### Task material
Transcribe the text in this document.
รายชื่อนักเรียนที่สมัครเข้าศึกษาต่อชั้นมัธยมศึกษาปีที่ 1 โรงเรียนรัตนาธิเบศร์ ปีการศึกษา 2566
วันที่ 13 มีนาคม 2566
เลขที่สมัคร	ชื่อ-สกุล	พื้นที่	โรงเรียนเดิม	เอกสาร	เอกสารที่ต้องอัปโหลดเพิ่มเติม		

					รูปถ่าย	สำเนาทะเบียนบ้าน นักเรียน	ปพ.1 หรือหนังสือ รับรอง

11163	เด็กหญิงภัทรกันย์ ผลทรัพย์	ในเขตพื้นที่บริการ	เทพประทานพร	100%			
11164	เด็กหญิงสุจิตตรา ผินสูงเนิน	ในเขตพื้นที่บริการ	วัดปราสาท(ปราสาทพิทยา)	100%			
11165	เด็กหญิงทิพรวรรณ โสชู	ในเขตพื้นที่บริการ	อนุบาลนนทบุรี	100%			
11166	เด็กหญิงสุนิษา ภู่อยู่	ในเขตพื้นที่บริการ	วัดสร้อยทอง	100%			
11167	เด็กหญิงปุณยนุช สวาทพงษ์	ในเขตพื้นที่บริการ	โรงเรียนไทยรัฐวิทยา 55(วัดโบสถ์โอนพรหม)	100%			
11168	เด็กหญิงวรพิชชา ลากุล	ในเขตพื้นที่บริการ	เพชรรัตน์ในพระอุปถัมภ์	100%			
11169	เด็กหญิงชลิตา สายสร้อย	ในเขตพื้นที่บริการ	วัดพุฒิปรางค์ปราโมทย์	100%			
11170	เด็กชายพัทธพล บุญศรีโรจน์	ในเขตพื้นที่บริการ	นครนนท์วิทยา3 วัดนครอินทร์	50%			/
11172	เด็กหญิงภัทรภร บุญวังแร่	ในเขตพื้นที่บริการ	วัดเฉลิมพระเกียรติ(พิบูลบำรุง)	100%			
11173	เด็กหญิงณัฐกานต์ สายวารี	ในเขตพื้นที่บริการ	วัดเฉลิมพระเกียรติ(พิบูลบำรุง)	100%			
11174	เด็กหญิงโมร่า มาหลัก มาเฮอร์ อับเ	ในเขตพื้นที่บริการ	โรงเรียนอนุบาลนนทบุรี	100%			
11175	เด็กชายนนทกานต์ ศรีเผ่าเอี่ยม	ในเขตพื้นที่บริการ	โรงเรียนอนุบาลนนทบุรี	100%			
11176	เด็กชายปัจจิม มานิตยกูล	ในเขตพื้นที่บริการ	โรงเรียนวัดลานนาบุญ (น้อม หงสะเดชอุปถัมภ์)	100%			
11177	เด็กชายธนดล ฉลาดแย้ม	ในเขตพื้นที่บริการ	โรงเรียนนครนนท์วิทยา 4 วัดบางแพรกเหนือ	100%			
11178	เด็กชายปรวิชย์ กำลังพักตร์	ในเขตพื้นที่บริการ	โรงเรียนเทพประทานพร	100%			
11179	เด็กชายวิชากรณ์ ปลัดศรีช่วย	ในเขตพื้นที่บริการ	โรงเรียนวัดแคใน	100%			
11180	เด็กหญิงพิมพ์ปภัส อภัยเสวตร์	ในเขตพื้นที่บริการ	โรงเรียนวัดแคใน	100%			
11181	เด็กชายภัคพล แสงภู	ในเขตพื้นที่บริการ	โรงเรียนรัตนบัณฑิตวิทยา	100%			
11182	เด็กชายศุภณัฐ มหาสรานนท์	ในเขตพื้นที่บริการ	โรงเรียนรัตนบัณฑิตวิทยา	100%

### Set task
Check each line above for the word "ลบำร", and copy the lines where it appears.

### Output below
11172	เด็กหญิงภัทรภร บุญวังแร่	ในเขตพื้นที่บริการ	วัดเฉลิมพระเกียรติ(พิบูลบำรุง)	100%			
11173	เด็กหญิงณัฐกานต์ สายวารี	ในเขตพื้นที่บริการ	วัดเฉลิมพระเกียรติ(พิบูลบำรุง)	100%			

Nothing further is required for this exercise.